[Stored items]

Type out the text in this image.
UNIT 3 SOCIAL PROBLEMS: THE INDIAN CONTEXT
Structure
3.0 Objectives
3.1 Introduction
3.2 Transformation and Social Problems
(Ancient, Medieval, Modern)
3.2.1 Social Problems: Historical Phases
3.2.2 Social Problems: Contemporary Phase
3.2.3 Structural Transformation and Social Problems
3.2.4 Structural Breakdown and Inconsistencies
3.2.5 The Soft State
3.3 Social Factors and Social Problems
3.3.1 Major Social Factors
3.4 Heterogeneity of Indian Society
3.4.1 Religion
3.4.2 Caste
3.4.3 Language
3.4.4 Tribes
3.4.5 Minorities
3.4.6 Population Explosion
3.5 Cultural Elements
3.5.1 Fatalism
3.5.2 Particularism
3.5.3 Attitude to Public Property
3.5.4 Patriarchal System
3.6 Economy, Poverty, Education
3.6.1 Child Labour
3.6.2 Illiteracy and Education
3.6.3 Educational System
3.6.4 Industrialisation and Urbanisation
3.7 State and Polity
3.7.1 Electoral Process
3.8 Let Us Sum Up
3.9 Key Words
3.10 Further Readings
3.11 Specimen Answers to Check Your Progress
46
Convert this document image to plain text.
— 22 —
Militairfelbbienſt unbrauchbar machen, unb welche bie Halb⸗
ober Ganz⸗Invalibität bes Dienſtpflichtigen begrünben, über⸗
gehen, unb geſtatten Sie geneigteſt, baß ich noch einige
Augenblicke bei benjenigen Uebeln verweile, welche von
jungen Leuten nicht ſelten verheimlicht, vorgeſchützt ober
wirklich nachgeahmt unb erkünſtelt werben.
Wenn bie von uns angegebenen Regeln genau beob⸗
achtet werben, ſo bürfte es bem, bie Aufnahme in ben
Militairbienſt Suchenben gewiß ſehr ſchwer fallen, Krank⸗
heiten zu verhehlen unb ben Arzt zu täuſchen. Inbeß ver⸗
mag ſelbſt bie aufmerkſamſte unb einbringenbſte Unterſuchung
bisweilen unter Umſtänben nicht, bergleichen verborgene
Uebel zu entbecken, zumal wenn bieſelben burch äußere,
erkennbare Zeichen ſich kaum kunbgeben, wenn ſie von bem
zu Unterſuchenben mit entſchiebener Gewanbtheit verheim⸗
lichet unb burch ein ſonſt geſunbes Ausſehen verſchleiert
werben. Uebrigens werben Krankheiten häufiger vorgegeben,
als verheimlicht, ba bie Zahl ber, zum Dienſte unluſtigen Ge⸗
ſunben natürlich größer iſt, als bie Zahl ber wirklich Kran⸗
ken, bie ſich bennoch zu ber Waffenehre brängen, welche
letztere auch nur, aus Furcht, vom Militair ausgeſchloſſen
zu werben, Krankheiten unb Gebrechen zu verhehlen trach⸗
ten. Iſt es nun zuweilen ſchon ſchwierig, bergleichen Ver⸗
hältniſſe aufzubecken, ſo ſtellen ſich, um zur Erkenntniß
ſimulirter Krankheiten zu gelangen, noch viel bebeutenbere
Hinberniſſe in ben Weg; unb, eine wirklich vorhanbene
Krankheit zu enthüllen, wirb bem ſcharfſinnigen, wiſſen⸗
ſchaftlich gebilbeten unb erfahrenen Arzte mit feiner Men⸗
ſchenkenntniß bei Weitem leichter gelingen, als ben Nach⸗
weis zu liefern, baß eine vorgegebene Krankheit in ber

## BRIEF:
Count the lines above that contain the word "System", and reply with only that number.

## WRITTEN REPLY:
2